====== Data shown ======
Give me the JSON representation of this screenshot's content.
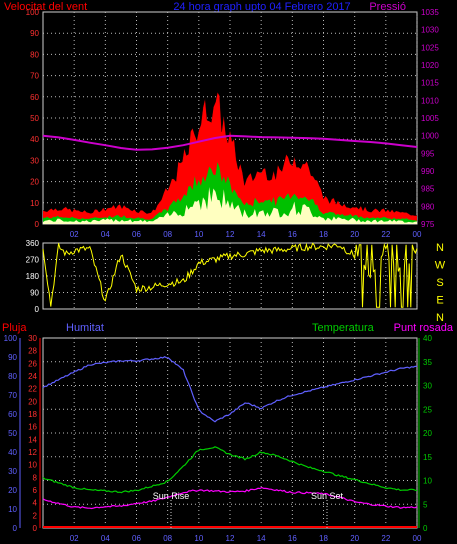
{
  "header": {
    "left_label": "Velocitat del vent",
    "center_label": "24 hora graph upto  04 Febrero 2017",
    "right_label": "Pressió"
  },
  "direction_labels": [
    "N",
    "W",
    "S",
    "E",
    "N"
  ],
  "bottom_header": {
    "pluja": "Pluja",
    "humitat": "Humitat",
    "temperatura": "Temperatura",
    "punt_rosada": "Punt rosada"
  },
  "annotations": {
    "sun_rise": "Sun Rise",
    "sun_set": "Sun Set"
  },
  "x_ticks": [
    "02",
    "04",
    "06",
    "08",
    "10",
    "12",
    "14",
    "16",
    "18",
    "20",
    "22",
    "00"
  ],
  "colors": {
    "wind_gust": "#ff0000",
    "wind_avg": "#00c000",
    "wind_min": "#ffffc0",
    "pressure": "#cc00cc",
    "direction": "#ffff00",
    "humidity": "#6060ff",
    "temperature": "#00cc00",
    "dew_point": "#ff00ff",
    "rain": "#ff0000"
  },
  "chart_data": [
    {
      "type": "line",
      "title": "24 hora graph upto  04 Febrero 2017",
      "x_unit": "hour",
      "left_axis": {
        "label": "Velocitat del vent",
        "ticks": [
          0,
          10,
          20,
          30,
          40,
          50,
          60,
          70,
          80,
          90,
          100
        ],
        "range": [
          0,
          100
        ]
      },
      "right_axis": {
        "label": "Pressió",
        "ticks": [
          975,
          980,
          985,
          990,
          995,
          1000,
          1005,
          1010,
          1015,
          1020,
          1025,
          1030,
          1035
        ],
        "range": [
          975,
          1035
        ]
      },
      "series": [
        {
          "name": "Velocitat del vent",
          "x": [
            0,
            1,
            2,
            3,
            4,
            5,
            6,
            7,
            8,
            9,
            10,
            11,
            12,
            13,
            14,
            15,
            16,
            17,
            18,
            19,
            20,
            21,
            22,
            23,
            24
          ],
          "values": [
            6,
            7,
            6,
            5,
            7,
            8,
            6,
            5,
            15,
            28,
            45,
            55,
            38,
            18,
            24,
            22,
            30,
            26,
            12,
            9,
            8,
            6,
            6,
            5,
            4
          ]
        },
        {
          "name": "Pressió",
          "x": [
            0,
            1,
            2,
            3,
            4,
            5,
            6,
            7,
            8,
            9,
            10,
            11,
            12,
            13,
            14,
            15,
            16,
            17,
            18,
            19,
            20,
            21,
            22,
            23,
            24
          ],
          "values": [
            1000.0,
            999.5,
            998.8,
            998.0,
            997.3,
            996.5,
            996.0,
            996.1,
            996.6,
            997.3,
            998.3,
            999.3,
            1000.0,
            999.8,
            999.6,
            999.5,
            999.4,
            999.3,
            999.1,
            998.8,
            998.5,
            998.2,
            997.8,
            997.3,
            996.8
          ]
        }
      ]
    },
    {
      "type": "line",
      "x_unit": "hour",
      "left_axis": {
        "ticks": [
          0,
          90,
          180,
          270,
          360
        ],
        "range": [
          0,
          360
        ]
      },
      "right_axis": {
        "ticks": [
          "N",
          "W",
          "S",
          "E",
          "N"
        ]
      },
      "series": [
        {
          "name": "direction",
          "x": [
            0,
            0.5,
            1,
            1.5,
            2,
            3,
            4,
            5,
            6,
            7,
            8,
            9,
            10,
            11,
            12,
            13,
            14,
            15,
            16,
            17,
            18,
            19,
            20,
            21,
            22,
            23,
            24
          ],
          "values": [
            340,
            20,
            340,
            300,
            320,
            330,
            40,
            300,
            110,
            120,
            140,
            150,
            250,
            270,
            290,
            300,
            320,
            320,
            330,
            340,
            340,
            350,
            290,
            180,
            320,
            200,
            330
          ]
        }
      ]
    },
    {
      "type": "line",
      "x_unit": "hour",
      "left_axis_humitat": {
        "label": "Humitat",
        "ticks": [
          0,
          10,
          20,
          30,
          40,
          50,
          60,
          70,
          80,
          90,
          100
        ],
        "range": [
          0,
          100
        ]
      },
      "left_axis_pluja": {
        "label": "Pluja",
        "ticks": [
          0,
          2,
          4,
          6,
          8,
          10,
          12,
          14,
          16,
          18,
          20,
          22,
          24,
          26,
          28,
          30
        ],
        "range": [
          0,
          30
        ]
      },
      "right_axis": {
        "label": "Temperatura",
        "ticks": [
          0,
          5,
          10,
          15,
          20,
          25,
          30,
          35,
          40
        ],
        "range": [
          0,
          40
        ]
      },
      "series": [
        {
          "name": "Humitat",
          "x": [
            0,
            1,
            2,
            3,
            4,
            5,
            6,
            7,
            8,
            9,
            10,
            11,
            12,
            13,
            14,
            15,
            16,
            17,
            18,
            19,
            20,
            21,
            22,
            23,
            24
          ],
          "values": [
            74,
            78,
            82,
            86,
            87,
            88,
            88,
            89,
            90,
            83,
            62,
            56,
            60,
            66,
            63,
            67,
            70,
            72,
            74,
            76,
            78,
            80,
            82,
            84,
            85
          ]
        },
        {
          "name": "Temperatura",
          "x": [
            0,
            1,
            2,
            3,
            4,
            5,
            6,
            7,
            8,
            9,
            10,
            11,
            12,
            13,
            14,
            15,
            16,
            17,
            18,
            19,
            20,
            21,
            22,
            23,
            24
          ],
          "values": [
            10.5,
            9.5,
            8.5,
            8.0,
            7.8,
            7.6,
            7.9,
            8.8,
            9.8,
            13.0,
            16.5,
            17.0,
            15.5,
            14.5,
            16.0,
            15.2,
            14.0,
            12.8,
            12.0,
            11.0,
            10.2,
            9.3,
            8.5,
            8.0,
            8.0
          ]
        },
        {
          "name": "Punt rosada",
          "x": [
            0,
            1,
            2,
            3,
            4,
            5,
            6,
            7,
            8,
            9,
            10,
            11,
            12,
            13,
            14,
            15,
            16,
            17,
            18,
            19,
            20,
            21,
            22,
            23,
            24
          ],
          "values": [
            6.0,
            5.2,
            4.4,
            4.2,
            4.5,
            4.6,
            5.2,
            5.6,
            6.5,
            7.5,
            8.0,
            7.8,
            7.6,
            7.8,
            8.5,
            8.0,
            7.5,
            7.4,
            7.2,
            6.5,
            5.5,
            5.0,
            4.6,
            4.3,
            4.4
          ]
        },
        {
          "name": "Pluja",
          "x": [
            0,
            24
          ],
          "values": [
            0,
            0
          ]
        }
      ]
    }
  ]
}
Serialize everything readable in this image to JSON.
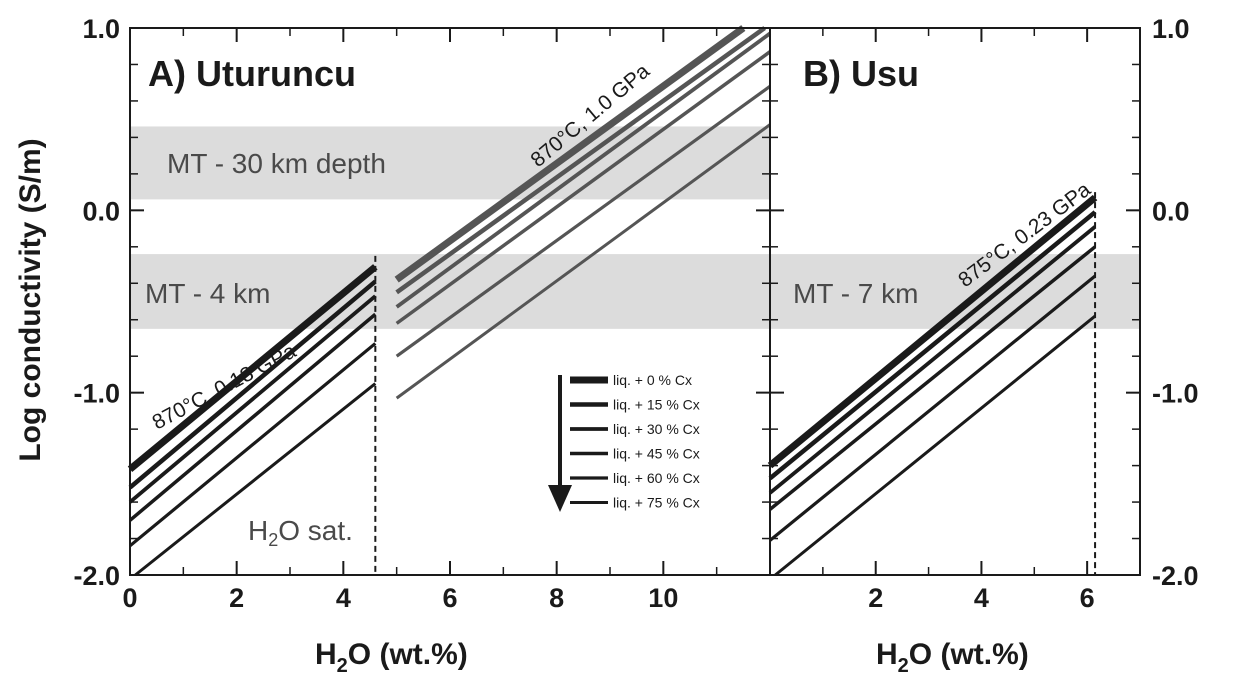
======
» Your task: Images in the records should not be copied. Repeat all the rest exactly.

» Complete response:
Give me the JSON representation of this screenshot's content.
{
  "header": {
    "left_label": "Velocitat del vent",
    "center_label": "24 hora graph upto  04 Febrero 2017",
    "right_label": "Pressió"
  },
  "direction_labels": [
    "N",
    "W",
    "S",
    "E",
    "N"
  ],
  "bottom_header": {
    "pluja": "Pluja",
    "humitat": "Humitat",
    "temperatura": "Temperatura",
    "punt_rosada": "Punt rosada"
  },
  "annotations": {
    "sun_rise": "Sun Rise",
    "sun_set": "Sun Set"
  },
  "x_ticks": [
    "02",
    "04",
    "06",
    "08",
    "10",
    "12",
    "14",
    "16",
    "18",
    "20",
    "22",
    "00"
  ],
  "colors": {
    "wind_gust": "#ff0000",
    "wind_avg": "#00c000",
    "wind_min": "#ffffc0",
    "pressure": "#cc00cc",
    "direction": "#ffff00",
    "humidity": "#6060ff",
    "temperature": "#00cc00",
    "dew_point": "#ff00ff",
    "rain": "#ff0000"
  },
  "chart_data": [
    {
      "type": "line",
      "title": "24 hora graph upto  04 Febrero 2017",
      "x_unit": "hour",
      "left_axis": {
        "label": "Velocitat del vent",
        "ticks": [
          0,
          10,
          20,
          30,
          40,
          50,
          60,
          70,
          80,
          90,
          100
        ],
        "range": [
          0,
          100
        ]
      },
      "right_axis": {
        "label": "Pressió",
        "ticks": [
          975,
          980,
          985,
          990,
          995,
          1000,
          1005,
          1010,
          1015,
          1020,
          1025,
          1030,
          1035
        ],
        "range": [
          975,
          1035
        ]
      },
      "series": [
        {
          "name": "Velocitat del vent",
          "x": [
            0,
            1,
            2,
            3,
            4,
            5,
            6,
            7,
            8,
            9,
            10,
            11,
            12,
            13,
            14,
            15,
            16,
            17,
            18,
            19,
            20,
            21,
            22,
            23,
            24
          ],
          "values": [
            6,
            7,
            6,
            5,
            7,
            8,
            6,
            5,
            15,
            28,
            45,
            55,
            38,
            18,
            24,
            22,
            30,
            26,
            12,
            9,
            8,
            6,
            6,
            5,
            4
          ]
        },
        {
          "name": "Pressió",
          "x": [
            0,
            1,
            2,
            3,
            4,
            5,
            6,
            7,
            8,
            9,
            10,
            11,
            12,
            13,
            14,
            15,
            16,
            17,
            18,
            19,
            20,
            21,
            22,
            23,
            24
          ],
          "values": [
            1000.0,
            999.5,
            998.8,
            998.0,
            997.3,
            996.5,
            996.0,
            996.1,
            996.6,
            997.3,
            998.3,
            999.3,
            1000.0,
            999.8,
            999.6,
            999.5,
            999.4,
            999.3,
            999.1,
            998.8,
            998.5,
            998.2,
            997.8,
            997.3,
            996.8
          ]
        }
      ]
    },
    {
      "type": "line",
      "x_unit": "hour",
      "left_axis": {
        "ticks": [
          0,
          90,
          180,
          270,
          360
        ],
        "range": [
          0,
          360
        ]
      },
      "right_axis": {
        "ticks": [
          "N",
          "W",
          "S",
          "E",
          "N"
        ]
      },
      "series": [
        {
          "name": "direction",
          "x": [
            0,
            0.5,
            1,
            1.5,
            2,
            3,
            4,
            5,
            6,
            7,
            8,
            9,
            10,
            11,
            12,
            13,
            14,
            15,
            16,
            17,
            18,
            19,
            20,
            21,
            22,
            23,
            24
          ],
          "values": [
            340,
            20,
            340,
            300,
            320,
            330,
            40,
            300,
            110,
            120,
            140,
            150,
            250,
            270,
            290,
            300,
            320,
            320,
            330,
            340,
            340,
            350,
            290,
            180,
            320,
            200,
            330
          ]
        }
      ]
    },
    {
      "type": "line",
      "x_unit": "hour",
      "left_axis_humitat": {
        "label": "Humitat",
        "ticks": [
          0,
          10,
          20,
          30,
          40,
          50,
          60,
          70,
          80,
          90,
          100
        ],
        "range": [
          0,
          100
        ]
      },
      "left_axis_pluja": {
        "label": "Pluja",
        "ticks": [
          0,
          2,
          4,
          6,
          8,
          10,
          12,
          14,
          16,
          18,
          20,
          22,
          24,
          26,
          28,
          30
        ],
        "range": [
          0,
          30
        ]
      },
      "right_axis": {
        "label": "Temperatura",
        "ticks": [
          0,
          5,
          10,
          15,
          20,
          25,
          30,
          35,
          40
        ],
        "range": [
          0,
          40
        ]
      },
      "series": [
        {
          "name": "Humitat",
          "x": [
            0,
            1,
            2,
            3,
            4,
            5,
            6,
            7,
            8,
            9,
            10,
            11,
            12,
            13,
            14,
            15,
            16,
            17,
            18,
            19,
            20,
            21,
            22,
            23,
            24
          ],
          "values": [
            74,
            78,
            82,
            86,
            87,
            88,
            88,
            89,
            90,
            83,
            62,
            56,
            60,
            66,
            63,
            67,
            70,
            72,
            74,
            76,
            78,
            80,
            82,
            84,
            85
          ]
        },
        {
          "name": "Temperatura",
          "x": [
            0,
            1,
            2,
            3,
            4,
            5,
            6,
            7,
            8,
            9,
            10,
            11,
            12,
            13,
            14,
            15,
            16,
            17,
            18,
            19,
            20,
            21,
            22,
            23,
            24
          ],
          "values": [
            10.5,
            9.5,
            8.5,
            8.0,
            7.8,
            7.6,
            7.9,
            8.8,
            9.8,
            13.0,
            16.5,
            17.0,
            15.5,
            14.5,
            16.0,
            15.2,
            14.0,
            12.8,
            12.0,
            11.0,
            10.2,
            9.3,
            8.5,
            8.0,
            8.0
          ]
        },
        {
          "name": "Punt rosada",
          "x": [
            0,
            1,
            2,
            3,
            4,
            5,
            6,
            7,
            8,
            9,
            10,
            11,
            12,
            13,
            14,
            15,
            16,
            17,
            18,
            19,
            20,
            21,
            22,
            23,
            24
          ],
          "values": [
            6.0,
            5.2,
            4.4,
            4.2,
            4.5,
            4.6,
            5.2,
            5.6,
            6.5,
            7.5,
            8.0,
            7.8,
            7.6,
            7.8,
            8.5,
            8.0,
            7.5,
            7.4,
            7.2,
            6.5,
            5.5,
            5.0,
            4.6,
            4.3,
            4.4
          ]
        },
        {
          "name": "Pluja",
          "x": [
            0,
            24
          ],
          "values": [
            0,
            0
          ]
        }
      ]
    }
  ]
}
Serialize everything readable in this image to JSON.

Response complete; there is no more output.